EXCERPTED TEXT:
:::::
The touch of life

Who forgives all your iniquity,

Who heals all your diseases. Psalm 103:3

 

Read Matthew 9:18—26

I’m sneaking along behind Jesus, about as secretive as I can be. Because I’m as weak as ever I can be. Some poor soul has died, and that’s that. I’m useless myself. I’m sick in a way that cuts me off from really living. If there’s a life out there I’m not part of it.  Jesus is on his way to stop the wailing, to still the commotion. He’s on his way to turn death back. He’s heading, with a word, a gesture and a bit of crowd control, to dispense with what has caused all humanity for all time past, and will, for all time to come, to howl, to rebel, to quail, to despair, and to invent fantasies to cope. At his command the mourning will turn to dancing. And I’m just hanging onto a little piece of his cloak.
:::::
DATA SUPPLIED:
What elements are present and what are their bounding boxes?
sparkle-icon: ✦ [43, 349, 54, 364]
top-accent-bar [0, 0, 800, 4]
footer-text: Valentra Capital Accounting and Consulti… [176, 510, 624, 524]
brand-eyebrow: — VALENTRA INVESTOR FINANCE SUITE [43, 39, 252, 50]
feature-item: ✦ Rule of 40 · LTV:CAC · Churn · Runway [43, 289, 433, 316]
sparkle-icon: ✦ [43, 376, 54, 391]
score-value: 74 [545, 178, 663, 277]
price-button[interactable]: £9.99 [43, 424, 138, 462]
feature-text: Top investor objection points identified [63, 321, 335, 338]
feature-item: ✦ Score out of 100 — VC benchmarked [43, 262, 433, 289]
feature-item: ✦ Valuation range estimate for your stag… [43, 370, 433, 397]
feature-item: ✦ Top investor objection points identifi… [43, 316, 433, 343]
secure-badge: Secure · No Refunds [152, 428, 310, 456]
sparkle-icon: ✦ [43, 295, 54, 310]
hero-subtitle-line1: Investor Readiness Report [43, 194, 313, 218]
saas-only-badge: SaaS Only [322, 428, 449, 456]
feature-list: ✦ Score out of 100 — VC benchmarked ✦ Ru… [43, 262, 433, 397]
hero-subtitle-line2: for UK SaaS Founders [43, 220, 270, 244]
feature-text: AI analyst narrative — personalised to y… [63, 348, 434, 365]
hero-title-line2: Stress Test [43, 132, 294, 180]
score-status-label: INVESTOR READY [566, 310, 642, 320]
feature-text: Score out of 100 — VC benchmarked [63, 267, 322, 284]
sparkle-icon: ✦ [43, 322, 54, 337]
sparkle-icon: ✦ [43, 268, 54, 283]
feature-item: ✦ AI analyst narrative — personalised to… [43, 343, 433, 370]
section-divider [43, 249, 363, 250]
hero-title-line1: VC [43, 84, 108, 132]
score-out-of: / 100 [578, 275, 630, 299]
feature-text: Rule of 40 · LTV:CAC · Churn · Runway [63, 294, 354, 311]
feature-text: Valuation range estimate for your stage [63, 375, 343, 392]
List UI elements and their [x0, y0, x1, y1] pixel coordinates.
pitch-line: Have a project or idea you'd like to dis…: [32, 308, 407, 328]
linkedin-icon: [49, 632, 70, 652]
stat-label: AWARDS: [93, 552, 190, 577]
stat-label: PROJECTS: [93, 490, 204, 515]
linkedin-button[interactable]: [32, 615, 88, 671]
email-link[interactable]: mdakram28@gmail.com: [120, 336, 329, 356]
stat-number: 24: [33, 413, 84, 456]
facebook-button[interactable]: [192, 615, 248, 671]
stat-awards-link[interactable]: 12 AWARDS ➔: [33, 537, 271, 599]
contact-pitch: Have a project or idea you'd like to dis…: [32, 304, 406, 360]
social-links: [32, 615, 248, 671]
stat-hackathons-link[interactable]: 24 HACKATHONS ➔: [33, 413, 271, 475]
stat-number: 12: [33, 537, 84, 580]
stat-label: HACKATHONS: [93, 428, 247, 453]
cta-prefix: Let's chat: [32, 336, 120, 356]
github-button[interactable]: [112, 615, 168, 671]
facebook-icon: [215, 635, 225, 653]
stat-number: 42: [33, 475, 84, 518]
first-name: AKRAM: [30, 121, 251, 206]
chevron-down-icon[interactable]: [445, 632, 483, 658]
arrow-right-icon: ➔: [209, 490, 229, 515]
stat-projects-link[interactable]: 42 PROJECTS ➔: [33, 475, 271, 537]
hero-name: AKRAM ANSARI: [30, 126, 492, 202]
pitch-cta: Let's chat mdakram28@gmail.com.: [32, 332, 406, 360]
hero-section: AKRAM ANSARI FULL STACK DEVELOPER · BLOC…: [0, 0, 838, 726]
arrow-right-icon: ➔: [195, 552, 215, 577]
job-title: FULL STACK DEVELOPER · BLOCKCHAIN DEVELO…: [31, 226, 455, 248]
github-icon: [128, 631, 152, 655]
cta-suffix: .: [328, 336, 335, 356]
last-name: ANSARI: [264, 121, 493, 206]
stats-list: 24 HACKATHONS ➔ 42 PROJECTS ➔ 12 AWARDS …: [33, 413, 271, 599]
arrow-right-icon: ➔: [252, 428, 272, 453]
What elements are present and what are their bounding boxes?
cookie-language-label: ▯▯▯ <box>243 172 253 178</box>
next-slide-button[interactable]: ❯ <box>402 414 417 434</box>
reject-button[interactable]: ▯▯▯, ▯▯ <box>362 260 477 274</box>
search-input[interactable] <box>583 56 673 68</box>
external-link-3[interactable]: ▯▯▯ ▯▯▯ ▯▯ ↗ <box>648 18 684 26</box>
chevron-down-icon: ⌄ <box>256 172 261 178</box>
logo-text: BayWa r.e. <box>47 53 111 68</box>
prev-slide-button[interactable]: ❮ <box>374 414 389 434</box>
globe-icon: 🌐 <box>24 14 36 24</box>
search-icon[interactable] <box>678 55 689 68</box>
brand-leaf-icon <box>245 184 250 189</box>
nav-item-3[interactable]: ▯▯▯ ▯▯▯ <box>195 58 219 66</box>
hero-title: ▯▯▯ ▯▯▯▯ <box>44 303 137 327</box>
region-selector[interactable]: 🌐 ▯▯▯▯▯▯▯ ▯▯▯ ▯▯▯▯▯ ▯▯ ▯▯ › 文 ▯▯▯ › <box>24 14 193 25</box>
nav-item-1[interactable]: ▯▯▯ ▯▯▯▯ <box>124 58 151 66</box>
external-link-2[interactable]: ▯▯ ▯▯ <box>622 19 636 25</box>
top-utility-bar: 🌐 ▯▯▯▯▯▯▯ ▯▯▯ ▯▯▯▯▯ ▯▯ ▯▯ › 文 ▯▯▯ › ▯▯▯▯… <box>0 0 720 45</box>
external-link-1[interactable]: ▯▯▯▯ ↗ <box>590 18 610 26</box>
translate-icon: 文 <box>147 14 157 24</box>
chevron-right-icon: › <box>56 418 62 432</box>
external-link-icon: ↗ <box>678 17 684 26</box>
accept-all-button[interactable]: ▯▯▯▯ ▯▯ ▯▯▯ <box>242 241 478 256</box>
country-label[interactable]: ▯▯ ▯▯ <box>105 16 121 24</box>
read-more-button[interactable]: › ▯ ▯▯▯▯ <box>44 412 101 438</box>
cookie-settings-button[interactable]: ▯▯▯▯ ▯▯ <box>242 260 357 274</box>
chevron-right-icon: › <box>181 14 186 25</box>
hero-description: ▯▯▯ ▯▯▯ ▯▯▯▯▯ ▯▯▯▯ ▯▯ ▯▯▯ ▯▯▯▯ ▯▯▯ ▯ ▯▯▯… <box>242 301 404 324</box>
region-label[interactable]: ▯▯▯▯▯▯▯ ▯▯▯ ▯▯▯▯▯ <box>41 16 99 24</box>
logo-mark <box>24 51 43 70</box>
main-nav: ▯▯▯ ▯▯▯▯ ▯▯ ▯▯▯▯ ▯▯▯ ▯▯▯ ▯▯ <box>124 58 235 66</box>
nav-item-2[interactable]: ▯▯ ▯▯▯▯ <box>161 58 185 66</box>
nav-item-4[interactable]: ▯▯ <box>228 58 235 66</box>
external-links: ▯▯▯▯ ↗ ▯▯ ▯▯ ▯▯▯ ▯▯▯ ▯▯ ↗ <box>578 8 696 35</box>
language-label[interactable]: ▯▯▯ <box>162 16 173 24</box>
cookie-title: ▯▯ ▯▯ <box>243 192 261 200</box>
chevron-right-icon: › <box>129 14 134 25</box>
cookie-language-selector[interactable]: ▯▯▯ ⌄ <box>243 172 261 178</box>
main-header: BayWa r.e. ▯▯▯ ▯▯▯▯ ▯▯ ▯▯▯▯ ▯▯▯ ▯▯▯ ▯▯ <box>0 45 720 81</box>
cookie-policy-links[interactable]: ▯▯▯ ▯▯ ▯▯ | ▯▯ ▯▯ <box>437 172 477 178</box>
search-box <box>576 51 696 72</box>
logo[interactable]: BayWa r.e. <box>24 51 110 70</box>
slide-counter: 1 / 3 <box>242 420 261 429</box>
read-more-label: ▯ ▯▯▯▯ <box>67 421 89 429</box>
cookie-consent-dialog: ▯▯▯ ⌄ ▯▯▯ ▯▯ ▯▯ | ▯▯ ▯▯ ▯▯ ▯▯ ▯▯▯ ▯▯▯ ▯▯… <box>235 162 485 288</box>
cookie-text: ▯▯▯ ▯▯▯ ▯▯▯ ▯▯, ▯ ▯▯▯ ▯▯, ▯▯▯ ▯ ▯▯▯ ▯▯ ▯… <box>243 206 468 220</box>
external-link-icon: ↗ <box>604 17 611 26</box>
:::::
REQUIRED TASKS:
a. Answer these questions about the devotional on Matthew 9, one answer a line, marked like the questions:
(i) Which psalm verse is quoted at the start?
(ii) Which Bible passage is the reader told to read?
(iii) What is the speaker hanging onto?
b. Carry on the devotional on Matthew 9, starting right after its last sentence.
The material above comes from a separate source and is unrelated to the devotional.

ANSWERS BELOW:
a.
(i) Psalm 103:3
(ii) Matthew 9:18–26
(iii) A little piece of Jesus's cloak

b.
 

Lord, you pass by on your way and I, mere mortal, with death already a fact for someone I don’t know, and suggesting itself in my own body’s aliments, I reach out to touch you. Where else can I turn? Whom else can I touch? You alone say the word of eternal life.[1] I see in you alone the victory over death and the source and sign of my own healing. May my frailties, my illnesses, and my certain mortality turn me to you. May they all be swallowed up in your life.